YOUR GOAL: Please output the lines shown below exactly as they appear.

SUPPLIED DATA:
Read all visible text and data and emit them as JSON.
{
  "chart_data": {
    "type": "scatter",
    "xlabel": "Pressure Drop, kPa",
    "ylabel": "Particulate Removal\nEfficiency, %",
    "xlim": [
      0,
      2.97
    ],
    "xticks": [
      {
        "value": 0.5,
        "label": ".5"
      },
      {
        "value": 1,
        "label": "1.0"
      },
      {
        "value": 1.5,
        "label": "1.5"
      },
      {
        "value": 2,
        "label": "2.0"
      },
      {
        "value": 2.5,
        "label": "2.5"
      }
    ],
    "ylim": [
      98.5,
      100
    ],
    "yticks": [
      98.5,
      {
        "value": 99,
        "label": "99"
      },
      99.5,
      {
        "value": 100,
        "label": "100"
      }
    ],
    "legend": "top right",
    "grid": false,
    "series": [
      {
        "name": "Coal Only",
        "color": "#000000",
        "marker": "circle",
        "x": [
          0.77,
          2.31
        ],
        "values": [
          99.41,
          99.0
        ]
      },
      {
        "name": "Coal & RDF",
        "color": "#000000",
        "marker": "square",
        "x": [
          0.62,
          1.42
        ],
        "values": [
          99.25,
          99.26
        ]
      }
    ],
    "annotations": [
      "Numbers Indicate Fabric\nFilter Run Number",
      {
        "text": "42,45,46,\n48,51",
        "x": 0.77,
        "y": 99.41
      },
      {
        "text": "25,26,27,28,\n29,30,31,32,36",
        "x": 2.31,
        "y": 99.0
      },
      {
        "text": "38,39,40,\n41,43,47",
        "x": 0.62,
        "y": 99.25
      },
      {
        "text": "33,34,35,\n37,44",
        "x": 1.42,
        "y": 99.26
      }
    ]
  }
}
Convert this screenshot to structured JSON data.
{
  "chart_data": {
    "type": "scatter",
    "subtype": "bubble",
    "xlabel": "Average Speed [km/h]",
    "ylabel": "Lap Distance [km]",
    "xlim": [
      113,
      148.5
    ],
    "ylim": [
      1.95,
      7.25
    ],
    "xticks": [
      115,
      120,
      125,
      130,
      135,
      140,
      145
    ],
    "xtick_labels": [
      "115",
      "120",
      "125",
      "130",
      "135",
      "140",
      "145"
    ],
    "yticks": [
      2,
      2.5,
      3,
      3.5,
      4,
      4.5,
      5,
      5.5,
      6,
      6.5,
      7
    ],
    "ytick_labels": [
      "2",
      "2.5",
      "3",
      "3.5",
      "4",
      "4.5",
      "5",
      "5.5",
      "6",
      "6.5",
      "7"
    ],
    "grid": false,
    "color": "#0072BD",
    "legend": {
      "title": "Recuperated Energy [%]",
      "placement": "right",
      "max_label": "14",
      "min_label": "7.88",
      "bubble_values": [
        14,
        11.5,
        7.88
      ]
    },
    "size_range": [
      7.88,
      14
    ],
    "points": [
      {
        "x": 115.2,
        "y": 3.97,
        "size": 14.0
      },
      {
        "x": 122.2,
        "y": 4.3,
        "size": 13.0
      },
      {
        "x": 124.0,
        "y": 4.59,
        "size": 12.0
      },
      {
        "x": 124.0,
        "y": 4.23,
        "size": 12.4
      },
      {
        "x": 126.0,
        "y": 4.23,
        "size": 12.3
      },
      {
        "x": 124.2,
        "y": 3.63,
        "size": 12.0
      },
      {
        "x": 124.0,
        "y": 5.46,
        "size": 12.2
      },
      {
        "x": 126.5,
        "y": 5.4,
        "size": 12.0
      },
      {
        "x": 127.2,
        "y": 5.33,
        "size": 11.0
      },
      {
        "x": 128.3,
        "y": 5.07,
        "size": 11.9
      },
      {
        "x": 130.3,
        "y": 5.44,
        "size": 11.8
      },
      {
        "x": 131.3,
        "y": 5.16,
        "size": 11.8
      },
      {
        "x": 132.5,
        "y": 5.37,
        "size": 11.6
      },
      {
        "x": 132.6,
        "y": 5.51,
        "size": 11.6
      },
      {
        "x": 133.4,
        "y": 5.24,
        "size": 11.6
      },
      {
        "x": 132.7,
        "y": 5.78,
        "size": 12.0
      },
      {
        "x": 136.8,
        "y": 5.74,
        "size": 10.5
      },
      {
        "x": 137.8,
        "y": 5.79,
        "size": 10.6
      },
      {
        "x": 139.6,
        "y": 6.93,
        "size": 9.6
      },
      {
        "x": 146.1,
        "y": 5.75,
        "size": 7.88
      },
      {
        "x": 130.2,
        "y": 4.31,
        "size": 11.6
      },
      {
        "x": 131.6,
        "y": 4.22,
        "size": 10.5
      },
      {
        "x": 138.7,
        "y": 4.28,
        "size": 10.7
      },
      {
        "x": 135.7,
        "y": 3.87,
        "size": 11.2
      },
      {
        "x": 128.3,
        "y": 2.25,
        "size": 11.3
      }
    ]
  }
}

RESPONSE TO THIS TASK:
Read all visible text and data and emit them as JSON.
{
  "chart_data": {
    "type": "scatter",
    "xlabel": "Pressure Drop, kPa",
    "ylabel": "Particulate Removal\nEfficiency, %",
    "xlim": [
      0,
      2.97
    ],
    "xticks": [
      {
        "value": 0.5,
        "label": ".5"
      },
      {
        "value": 1,
        "label": "1.0"
      },
      {
        "value": 1.5,
        "label": "1.5"
      },
      {
        "value": 2,
        "label": "2.0"
      },
      {
        "value": 2.5,
        "label": "2.5"
      }
    ],
    "ylim": [
      98.5,
      100
    ],
    "yticks": [
      98.5,
      {
        "value": 99,
        "label": "99"
      },
      99.5,
      {
        "value": 100,
        "label": "100"
      }
    ],
    "legend": "top right",
    "grid": false,
    "series": [
      {
        "name": "Coal Only",
        "color": "#000000",
        "marker": "circle",
        "x": [
          0.77,
          2.31
        ],
        "values": [
          99.41,
          99.0
        ]
      },
      {
        "name": "Coal & RDF",
        "color": "#000000",
        "marker": "square",
        "x": [
          0.62,
          1.42
        ],
        "values": [
          99.25,
          99.26
        ]
      }
    ],
    "annotations": [
      "Numbers Indicate Fabric\nFilter Run Number",
      {
        "text": "42,45,46,\n48,51",
        "x": 0.77,
        "y": 99.41
      },
      {
        "text": "25,26,27,28,\n29,30,31,32,36",
        "x": 2.31,
        "y": 99.0
      },
      {
        "text": "38,39,40,\n41,43,47",
        "x": 0.62,
        "y": 99.25
      },
      {
        "text": "33,34,35,\n37,44",
        "x": 1.42,
        "y": 99.26
      }
    ]
  }
}
Convert this screenshot to structured JSON data.
{
  "chart_data": {
    "type": "scatter",
    "subtype": "bubble",
    "xlabel": "Average Speed [km/h]",
    "ylabel": "Lap Distance [km]",
    "xlim": [
      113,
      148.5
    ],
    "ylim": [
      1.95,
      7.25
    ],
    "xticks": [
      115,
      120,
      125,
      130,
      135,
      140,
      145
    ],
    "xtick_labels": [
      "115",
      "120",
      "125",
      "130",
      "135",
      "140",
      "145"
    ],
    "yticks": [
      2,
      2.5,
      3,
      3.5,
      4,
      4.5,
      5,
      5.5,
      6,
      6.5,
      7
    ],
    "ytick_labels": [
      "2",
      "2.5",
      "3",
      "3.5",
      "4",
      "4.5",
      "5",
      "5.5",
      "6",
      "6.5",
      "7"
    ],
    "grid": false,
    "color": "#0072BD",
    "legend": {
      "title": "Recuperated Energy [%]",
      "placement": "right",
      "max_label": "14",
      "min_label": "7.88",
      "bubble_values": [
        14,
        11.5,
        7.88
      ]
    },
    "size_range": [
      7.88,
      14
    ],
    "points": [
      {
        "x": 115.2,
        "y": 3.97,
        "size": 14.0
      },
      {
        "x": 122.2,
        "y": 4.3,
        "size": 13.0
      },
      {
        "x": 124.0,
        "y": 4.59,
        "size": 12.0
      },
      {
        "x": 124.0,
        "y": 4.23,
        "size": 12.4
      },
      {
        "x": 126.0,
        "y": 4.23,
        "size": 12.3
      },
      {
        "x": 124.2,
        "y": 3.63,
        "size": 12.0
      },
      {
        "x": 124.0,
        "y": 5.46,
        "size": 12.2
      },
      {
        "x": 126.5,
        "y": 5.4,
        "size": 12.0
      },
      {
        "x": 127.2,
        "y": 5.33,
        "size": 11.0
      },
      {
        "x": 128.3,
        "y": 5.07,
        "size": 11.9
      },
      {
        "x": 130.3,
        "y": 5.44,
        "size": 11.8
      },
      {
        "x": 131.3,
        "y": 5.16,
        "size": 11.8
      },
      {
        "x": 132.5,
        "y": 5.37,
        "size": 11.6
      },
      {
        "x": 132.6,
        "y": 5.51,
        "size": 11.6
      },
      {
        "x": 133.4,
        "y": 5.24,
        "size": 11.6
      },
      {
        "x": 132.7,
        "y": 5.78,
        "size": 12.0
      },
      {
        "x": 136.8,
        "y": 5.74,
        "size": 10.5
      },
      {
        "x": 137.8,
        "y": 5.79,
        "size": 10.6
      },
      {
        "x": 139.6,
        "y": 6.93,
        "size": 9.6
      },
      {
        "x": 146.1,
        "y": 5.75,
        "size": 7.88
      },
      {
        "x": 130.2,
        "y": 4.31,
        "size": 11.6
      },
      {
        "x": 131.6,
        "y": 4.22,
        "size": 10.5
      },
      {
        "x": 138.7,
        "y": 4.28,
        "size": 10.7
      },
      {
        "x": 135.7,
        "y": 3.87,
        "size": 11.2
      },
      {
        "x": 128.3,
        "y": 2.25,
        "size": 11.3
      }
    ]
  }
}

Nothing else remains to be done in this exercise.